- [EXERCISE DETAILS] Transcribe each line exactly.

● ● ● ● ●

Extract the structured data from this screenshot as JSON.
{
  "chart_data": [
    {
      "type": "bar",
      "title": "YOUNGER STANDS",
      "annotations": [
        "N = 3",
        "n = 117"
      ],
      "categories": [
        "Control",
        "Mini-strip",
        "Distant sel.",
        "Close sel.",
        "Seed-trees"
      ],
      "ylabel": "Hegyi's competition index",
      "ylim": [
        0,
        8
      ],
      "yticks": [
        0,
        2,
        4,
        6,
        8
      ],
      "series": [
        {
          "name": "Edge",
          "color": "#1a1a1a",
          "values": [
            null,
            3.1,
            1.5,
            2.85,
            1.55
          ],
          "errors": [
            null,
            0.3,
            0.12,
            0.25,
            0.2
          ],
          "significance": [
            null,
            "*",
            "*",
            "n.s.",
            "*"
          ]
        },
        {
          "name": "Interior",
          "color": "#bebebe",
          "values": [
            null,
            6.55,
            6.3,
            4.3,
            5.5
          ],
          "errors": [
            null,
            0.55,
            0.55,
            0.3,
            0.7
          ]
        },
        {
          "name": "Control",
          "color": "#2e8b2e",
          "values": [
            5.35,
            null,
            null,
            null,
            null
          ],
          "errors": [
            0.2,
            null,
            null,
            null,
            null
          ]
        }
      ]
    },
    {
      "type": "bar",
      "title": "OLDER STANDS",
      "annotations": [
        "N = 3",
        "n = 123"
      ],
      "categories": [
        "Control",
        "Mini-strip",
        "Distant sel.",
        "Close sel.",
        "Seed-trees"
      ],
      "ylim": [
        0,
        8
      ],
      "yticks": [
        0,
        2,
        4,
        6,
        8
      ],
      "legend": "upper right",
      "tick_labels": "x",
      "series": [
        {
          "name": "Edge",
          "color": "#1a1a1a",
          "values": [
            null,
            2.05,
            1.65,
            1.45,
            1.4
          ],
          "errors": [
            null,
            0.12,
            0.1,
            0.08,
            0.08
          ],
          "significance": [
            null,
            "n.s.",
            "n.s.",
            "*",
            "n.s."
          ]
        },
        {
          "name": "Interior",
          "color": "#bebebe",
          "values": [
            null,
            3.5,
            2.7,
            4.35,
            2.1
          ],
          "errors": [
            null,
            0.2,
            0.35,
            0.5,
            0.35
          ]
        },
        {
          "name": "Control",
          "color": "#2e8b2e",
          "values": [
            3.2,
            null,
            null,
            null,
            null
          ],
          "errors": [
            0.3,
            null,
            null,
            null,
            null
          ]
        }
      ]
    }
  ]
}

● ● ● ● ●

- [REPLY TO THE EXERCISE]
Extract the structured data from this screenshot as JSON.
{
  "chart_data": [
    {
      "type": "bar",
      "title": "YOUNGER STANDS",
      "annotations": [
        "N = 3",
        "n = 117"
      ],
      "categories": [
        "Control",
        "Mini-strip",
        "Distant sel.",
        "Close sel.",
        "Seed-trees"
      ],
      "ylabel": "Hegyi's competition index",
      "ylim": [
        0,
        8
      ],
      "yticks": [
        0,
        2,
        4,
        6,
        8
      ],
      "series": [
        {
          "name": "Edge",
          "color": "#1a1a1a",
          "values": [
            null,
            3.1,
            1.5,
            2.85,
            1.55
          ],
          "errors": [
            null,
            0.3,
            0.12,
            0.25,
            0.2
          ],
          "significance": [
            null,
            "*",
            "*",
            "n.s.",
            "*"
          ]
        },
        {
          "name": "Interior",
          "color": "#bebebe",
          "values": [
            null,
            6.55,
            6.3,
            4.3,
            5.5
          ],
          "errors": [
            null,
            0.55,
            0.55,
            0.3,
            0.7
          ]
        },
        {
          "name": "Control",
          "color": "#2e8b2e",
          "values": [
            5.35,
            null,
            null,
            null,
            null
          ],
          "errors": [
            0.2,
            null,
            null,
            null,
            null
          ]
        }
      ]
    },
    {
      "type": "bar",
      "title": "OLDER STANDS",
      "annotations": [
        "N = 3",
        "n = 123"
      ],
      "categories": [
        "Control",
        "Mini-strip",
        "Distant sel.",
        "Close sel.",
        "Seed-trees"
      ],
      "ylim": [
        0,
        8
      ],
      "yticks": [
        0,
        2,
        4,
        6,
        8
      ],
      "legend": "upper right",
      "tick_labels": "x",
      "series": [
        {
          "name": "Edge",
          "color": "#1a1a1a",
          "values": [
            null,
            2.05,
            1.65,
            1.45,
            1.4
          ],
          "errors": [
            null,
            0.12,
            0.1,
            0.08,
            0.08
          ],
          "significance": [
            null,
            "n.s.",
            "n.s.",
            "*",
            "n.s."
          ]
        },
        {
          "name": "Interior",
          "color": "#bebebe",
          "values": [
            null,
            3.5,
            2.7,
            4.35,
            2.1
          ],
          "errors": [
            null,
            0.2,
            0.35,
            0.5,
            0.35
          ]
        },
        {
          "name": "Control",
          "color": "#2e8b2e",
          "values": [
            3.2,
            null,
            null,
            null,
            null
          ],
          "errors": [
            0.3,
            null,
            null,
            null,
            null
          ]
        }
      ]
    }
  ]
}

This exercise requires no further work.